— START EXTRACTED INFORMATION —
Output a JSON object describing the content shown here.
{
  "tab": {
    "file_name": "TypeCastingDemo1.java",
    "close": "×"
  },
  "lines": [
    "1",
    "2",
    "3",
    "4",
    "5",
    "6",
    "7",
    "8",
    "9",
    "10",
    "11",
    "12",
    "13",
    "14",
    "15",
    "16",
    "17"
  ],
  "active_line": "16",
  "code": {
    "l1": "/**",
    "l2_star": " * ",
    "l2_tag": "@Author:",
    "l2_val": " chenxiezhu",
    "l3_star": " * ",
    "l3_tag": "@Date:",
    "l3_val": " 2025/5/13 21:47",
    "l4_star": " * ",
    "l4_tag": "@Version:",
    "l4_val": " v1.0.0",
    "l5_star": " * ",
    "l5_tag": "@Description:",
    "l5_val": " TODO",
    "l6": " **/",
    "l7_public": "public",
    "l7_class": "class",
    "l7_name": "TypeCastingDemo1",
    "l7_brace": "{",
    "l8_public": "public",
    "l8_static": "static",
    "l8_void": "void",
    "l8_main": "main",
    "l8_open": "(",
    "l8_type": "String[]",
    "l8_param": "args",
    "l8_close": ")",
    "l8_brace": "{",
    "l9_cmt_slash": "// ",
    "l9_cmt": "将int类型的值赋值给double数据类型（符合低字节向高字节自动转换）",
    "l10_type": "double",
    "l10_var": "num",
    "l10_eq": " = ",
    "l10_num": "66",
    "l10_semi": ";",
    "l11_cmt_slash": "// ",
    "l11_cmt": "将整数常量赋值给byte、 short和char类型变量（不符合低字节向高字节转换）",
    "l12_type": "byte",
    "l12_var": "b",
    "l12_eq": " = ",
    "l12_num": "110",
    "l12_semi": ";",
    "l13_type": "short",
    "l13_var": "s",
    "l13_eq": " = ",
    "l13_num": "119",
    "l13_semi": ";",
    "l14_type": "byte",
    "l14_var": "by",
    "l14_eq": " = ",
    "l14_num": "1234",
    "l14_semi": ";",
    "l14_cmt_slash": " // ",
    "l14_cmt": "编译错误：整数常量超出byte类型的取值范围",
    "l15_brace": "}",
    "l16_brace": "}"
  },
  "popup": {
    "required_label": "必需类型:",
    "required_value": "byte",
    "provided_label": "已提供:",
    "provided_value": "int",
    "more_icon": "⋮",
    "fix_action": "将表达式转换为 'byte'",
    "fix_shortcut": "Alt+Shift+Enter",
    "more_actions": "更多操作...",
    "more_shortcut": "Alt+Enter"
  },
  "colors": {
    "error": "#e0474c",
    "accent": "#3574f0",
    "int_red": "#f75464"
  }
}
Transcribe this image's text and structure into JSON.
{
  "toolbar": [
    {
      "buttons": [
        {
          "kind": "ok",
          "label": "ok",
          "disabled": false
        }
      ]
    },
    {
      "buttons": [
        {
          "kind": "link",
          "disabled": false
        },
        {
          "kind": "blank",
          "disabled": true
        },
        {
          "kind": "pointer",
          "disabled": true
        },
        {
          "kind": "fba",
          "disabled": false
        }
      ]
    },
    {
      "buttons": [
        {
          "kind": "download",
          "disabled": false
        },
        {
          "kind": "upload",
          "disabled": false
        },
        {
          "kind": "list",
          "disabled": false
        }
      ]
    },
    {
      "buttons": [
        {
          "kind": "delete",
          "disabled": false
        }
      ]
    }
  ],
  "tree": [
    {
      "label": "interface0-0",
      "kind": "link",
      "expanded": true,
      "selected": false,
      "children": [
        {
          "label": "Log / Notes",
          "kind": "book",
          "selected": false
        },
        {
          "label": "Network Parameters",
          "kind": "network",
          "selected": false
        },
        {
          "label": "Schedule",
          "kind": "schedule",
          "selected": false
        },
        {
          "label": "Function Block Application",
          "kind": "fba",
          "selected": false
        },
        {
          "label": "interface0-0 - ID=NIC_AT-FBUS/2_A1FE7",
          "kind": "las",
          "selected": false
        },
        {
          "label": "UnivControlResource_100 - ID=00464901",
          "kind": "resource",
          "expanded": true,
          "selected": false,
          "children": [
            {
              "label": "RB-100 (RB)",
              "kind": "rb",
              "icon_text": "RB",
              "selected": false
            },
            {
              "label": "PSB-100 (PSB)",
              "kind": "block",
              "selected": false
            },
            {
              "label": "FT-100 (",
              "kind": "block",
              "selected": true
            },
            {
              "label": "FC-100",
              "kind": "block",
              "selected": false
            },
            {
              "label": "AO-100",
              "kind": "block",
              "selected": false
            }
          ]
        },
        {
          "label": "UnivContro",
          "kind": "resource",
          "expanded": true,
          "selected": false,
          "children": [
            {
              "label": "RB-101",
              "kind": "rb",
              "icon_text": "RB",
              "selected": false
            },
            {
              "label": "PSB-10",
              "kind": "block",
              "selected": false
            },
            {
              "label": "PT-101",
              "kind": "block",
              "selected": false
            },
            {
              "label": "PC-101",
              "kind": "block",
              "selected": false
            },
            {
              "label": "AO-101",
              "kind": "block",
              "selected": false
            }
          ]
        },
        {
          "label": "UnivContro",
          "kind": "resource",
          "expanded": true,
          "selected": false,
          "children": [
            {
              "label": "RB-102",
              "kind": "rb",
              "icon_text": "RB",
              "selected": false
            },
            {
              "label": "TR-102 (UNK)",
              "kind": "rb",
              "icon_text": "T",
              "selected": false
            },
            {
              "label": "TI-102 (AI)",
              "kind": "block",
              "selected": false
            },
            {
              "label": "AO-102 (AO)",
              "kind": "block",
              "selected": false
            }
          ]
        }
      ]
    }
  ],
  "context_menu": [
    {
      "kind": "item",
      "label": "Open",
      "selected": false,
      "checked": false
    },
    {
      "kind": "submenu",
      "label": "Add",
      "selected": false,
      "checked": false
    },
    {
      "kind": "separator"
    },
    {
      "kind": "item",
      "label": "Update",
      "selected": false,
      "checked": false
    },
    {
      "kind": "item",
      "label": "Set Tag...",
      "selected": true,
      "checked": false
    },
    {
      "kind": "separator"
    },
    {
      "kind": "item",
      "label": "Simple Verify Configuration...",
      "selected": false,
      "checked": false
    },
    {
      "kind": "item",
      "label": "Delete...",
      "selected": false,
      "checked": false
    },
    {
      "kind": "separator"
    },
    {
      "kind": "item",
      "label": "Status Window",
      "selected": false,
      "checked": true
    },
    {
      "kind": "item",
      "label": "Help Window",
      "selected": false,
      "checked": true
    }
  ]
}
— END EXTRACTED INFORMATION —
## GIVEN PROBLEM
Repeat all of the records above exactly as written.

## EXERCISE RESPONSE
Output a JSON object describing the content shown here.
{
  "tab": {
    "file_name": "TypeCastingDemo1.java",
    "close": "×"
  },
  "lines": [
    "1",
    "2",
    "3",
    "4",
    "5",
    "6",
    "7",
    "8",
    "9",
    "10",
    "11",
    "12",
    "13",
    "14",
    "15",
    "16",
    "17"
  ],
  "active_line": "16",
  "code": {
    "l1": "/**",
    "l2_star": " * ",
    "l2_tag": "@Author:",
    "l2_val": " chenxiezhu",
    "l3_star": " * ",
    "l3_tag": "@Date:",
    "l3_val": " 2025/5/13 21:47",
    "l4_star": " * ",
    "l4_tag": "@Version:",
    "l4_val": " v1.0.0",
    "l5_star": " * ",
    "l5_tag": "@Description:",
    "l5_val": " TODO",
    "l6": " **/",
    "l7_public": "public",
    "l7_class": "class",
    "l7_name": "TypeCastingDemo1",
    "l7_brace": "{",
    "l8_public": "public",
    "l8_static": "static",
    "l8_void": "void",
    "l8_main": "main",
    "l8_open": "(",
    "l8_type": "String[]",
    "l8_param": "args",
    "l8_close": ")",
    "l8_brace": "{",
    "l9_cmt_slash": "// ",
    "l9_cmt": "将int类型的值赋值给double数据类型（符合低字节向高字节自动转换）",
    "l10_type": "double",
    "l10_var": "num",
    "l10_eq": " = ",
    "l10_num": "66",
    "l10_semi": ";",
    "l11_cmt_slash": "// ",
    "l11_cmt": "将整数常量赋值给byte、 short和char类型变量（不符合低字节向高字节转换）",
    "l12_type": "byte",
    "l12_var": "b",
    "l12_eq": " = ",
    "l12_num": "110",
    "l12_semi": ";",
    "l13_type": "short",
    "l13_var": "s",
    "l13_eq": " = ",
    "l13_num": "119",
    "l13_semi": ";",
    "l14_type": "byte",
    "l14_var": "by",
    "l14_eq": " = ",
    "l14_num": "1234",
    "l14_semi": ";",
    "l14_cmt_slash": " // ",
    "l14_cmt": "编译错误：整数常量超出byte类型的取值范围",
    "l15_brace": "}",
    "l16_brace": "}"
  },
  "popup": {
    "required_label": "必需类型:",
    "required_value": "byte",
    "provided_label": "已提供:",
    "provided_value": "int",
    "more_icon": "⋮",
    "fix_action": "将表达式转换为 'byte'",
    "fix_shortcut": "Alt+Shift+Enter",
    "more_actions": "更多操作...",
    "more_shortcut": "Alt+Enter"
  },
  "colors": {
    "error": "#e0474c",
    "accent": "#3574f0",
    "int_red": "#f75464"
  }
}
Transcribe this image's text and structure into JSON.
{
  "toolbar": [
    {
      "buttons": [
        {
          "kind": "ok",
          "label": "ok",
          "disabled": false
        }
      ]
    },
    {
      "buttons": [
        {
          "kind": "link",
          "disabled": false
        },
        {
          "kind": "blank",
          "disabled": true
        },
        {
          "kind": "pointer",
          "disabled": true
        },
        {
          "kind": "fba",
          "disabled": false
        }
      ]
    },
    {
      "buttons": [
        {
          "kind": "download",
          "disabled": false
        },
        {
          "kind": "upload",
          "disabled": false
        },
        {
          "kind": "list",
          "disabled": false
        }
      ]
    },
    {
      "buttons": [
        {
          "kind": "delete",
          "disabled": false
        }
      ]
    }
  ],
  "tree": [
    {
      "label": "interface0-0",
      "kind": "link",
      "expanded": true,
      "selected": false,
      "children": [
        {
          "label": "Log / Notes",
          "kind": "book",
          "selected": false
        },
        {
          "label": "Network Parameters",
          "kind": "network",
          "selected": false
        },
        {
          "label": "Schedule",
          "kind": "schedule",
          "selected": false
        },
        {
          "label": "Function Block Application",
          "kind": "fba",
          "selected": false
        },
        {
          "label": "interface0-0 - ID=NIC_AT-FBUS/2_A1FE7",
          "kind": "las",
          "selected": false
        },
        {
          "label": "UnivControlResource_100 - ID=00464901",
          "kind": "resource",
          "expanded": true,
          "selected": false,
          "children": [
            {
              "label": "RB-100 (RB)",
              "kind": "rb",
              "icon_text": "RB",
              "selected": false
            },
            {
              "label": "PSB-100 (PSB)",
              "kind": "block",
              "selected": false
            },
            {
              "label": "FT-100 (",
              "kind": "block",
              "selected": true
            },
            {
              "label": "FC-100",
              "kind": "block",
              "selected": false
            },
            {
              "label": "AO-100",
              "kind": "block",
              "selected": false
            }
          ]
        },
        {
          "label": "UnivContro",
          "kind": "resource",
          "expanded": true,
          "selected": false,
          "children": [
            {
              "label": "RB-101",
              "kind": "rb",
              "icon_text": "RB",
              "selected": false
            },
            {
              "label": "PSB-10",
              "kind": "block",
              "selected": false
            },
            {
              "label": "PT-101",
              "kind": "block",
              "selected": false
            },
            {
              "label": "PC-101",
              "kind": "block",
              "selected": false
            },
            {
              "label": "AO-101",
              "kind": "block",
              "selected": false
            }
          ]
        },
        {
          "label": "UnivContro",
          "kind": "resource",
          "expanded": true,
          "selected": false,
          "children": [
            {
              "label": "RB-102",
              "kind": "rb",
              "icon_text": "RB",
              "selected": false
            },
            {
              "label": "TR-102 (UNK)",
              "kind": "rb",
              "icon_text": "T",
              "selected": false
            },
            {
              "label": "TI-102 (AI)",
              "kind": "block",
              "selected": false
            },
            {
              "label": "AO-102 (AO)",
              "kind": "block",
              "selected": false
            }
          ]
        }
      ]
    }
  ],
  "context_menu": [
    {
      "kind": "item",
      "label": "Open",
      "selected": false,
      "checked": false
    },
    {
      "kind": "submenu",
      "label": "Add",
      "selected": false,
      "checked": false
    },
    {
      "kind": "separator"
    },
    {
      "kind": "item",
      "label": "Update",
      "selected": false,
      "checked": false
    },
    {
      "kind": "item",
      "label": "Set Tag...",
      "selected": true,
      "checked": false
    },
    {
      "kind": "separator"
    },
    {
      "kind": "item",
      "label": "Simple Verify Configuration...",
      "selected": false,
      "checked": false
    },
    {
      "kind": "item",
      "label": "Delete...",
      "selected": false,
      "checked": false
    },
    {
      "kind": "separator"
    },
    {
      "kind": "item",
      "label": "Status Window",
      "selected": false,
      "checked": true
    },
    {
      "kind": "item",
      "label": "Help Window",
      "selected": false,
      "checked": true
    }
  ]
}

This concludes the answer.